• **The exercise**: Transcribe all the entries word for word, omitting any pictures they contain.

• **Listed records**:

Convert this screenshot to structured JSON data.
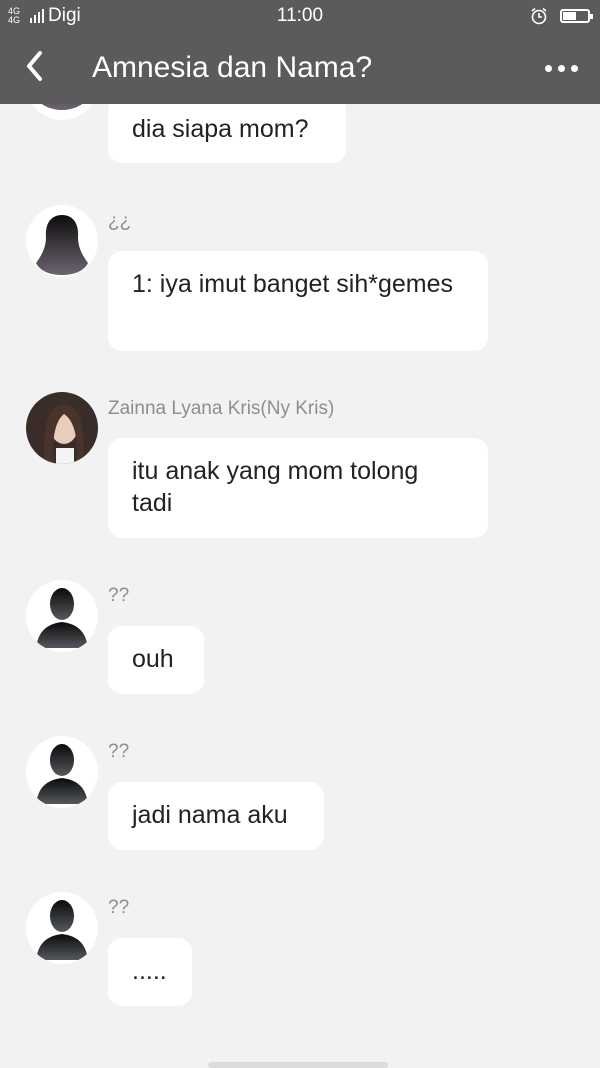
{
  "status_bar": {
    "network": "4G 4G",
    "carrier": "Digi",
    "time": "11:00",
    "battery_level": 0.55
  },
  "nav": {
    "title": "Amnesia dan Nama?"
  },
  "messages": [
    {
      "sender": "",
      "text": "dia siapa mom?",
      "avatar": "female-silhouette"
    },
    {
      "sender": "¿¿",
      "text": "1: iya imut banget sih*gemes",
      "avatar": "female-silhouette"
    },
    {
      "sender": "Zainna Lyana Kris(Ny Kris)",
      "text": "itu anak yang mom tolong tadi",
      "avatar": "female-photo"
    },
    {
      "sender": "??",
      "text": "ouh",
      "avatar": "male-silhouette"
    },
    {
      "sender": "??",
      "text": "jadi nama aku",
      "avatar": "male-silhouette"
    },
    {
      "sender": "??",
      "text": ".....",
      "avatar": "male-silhouette"
    }
  ],
  "colors": {
    "bar": "#5b5b5b",
    "background": "#f2f2f2",
    "bubble": "#ffffff",
    "sender": "#8e8e8e"
  }
}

• **Exercise result**:
Convert this screenshot to structured JSON data.
{
  "status_bar": {
    "network": "4G 4G",
    "carrier": "Digi",
    "time": "11:00",
    "battery_level": 0.55
  },
  "nav": {
    "title": "Amnesia dan Nama?"
  },
  "messages": [
    {
      "sender": "",
      "text": "dia siapa mom?",
      "avatar": "female-silhouette"
    },
    {
      "sender": "¿¿",
      "text": "1: iya imut banget sih*gemes",
      "avatar": "female-silhouette"
    },
    {
      "sender": "Zainna Lyana Kris(Ny Kris)",
      "text": "itu anak yang mom tolong tadi",
      "avatar": "female-photo"
    },
    {
      "sender": "??",
      "text": "ouh",
      "avatar": "male-silhouette"
    },
    {
      "sender": "??",
      "text": "jadi nama aku",
      "avatar": "male-silhouette"
    },
    {
      "sender": "??",
      "text": ".....",
      "avatar": "male-silhouette"
    }
  ],
  "colors": {
    "bar": "#5b5b5b",
    "background": "#f2f2f2",
    "bubble": "#ffffff",
    "sender": "#8e8e8e"
  }
}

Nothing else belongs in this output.